Lift every line from the entries that includes the word "subtitle".

- Stored data -
* * *

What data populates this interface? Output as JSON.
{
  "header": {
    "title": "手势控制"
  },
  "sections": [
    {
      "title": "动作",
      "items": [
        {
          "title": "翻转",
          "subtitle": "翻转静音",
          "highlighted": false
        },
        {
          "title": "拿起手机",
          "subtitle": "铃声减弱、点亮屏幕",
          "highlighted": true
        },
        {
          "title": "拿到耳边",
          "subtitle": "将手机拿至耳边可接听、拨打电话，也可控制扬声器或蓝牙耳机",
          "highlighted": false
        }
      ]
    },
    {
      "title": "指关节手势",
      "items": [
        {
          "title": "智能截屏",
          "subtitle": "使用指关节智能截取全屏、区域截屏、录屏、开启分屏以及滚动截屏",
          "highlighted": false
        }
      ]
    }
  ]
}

* * *

- OUTPUT OF THE EXERCISE -
          "subtitle": "翻转静音",
          "subtitle": "铃声减弱、点亮屏幕",
          "subtitle": "将手机拿至耳边可接听、拨打电话，也可控制扬声器或蓝牙耳机",
          "subtitle": "使用指关节智能截取全屏、区域截屏、录屏、开启分屏以及滚动截屏",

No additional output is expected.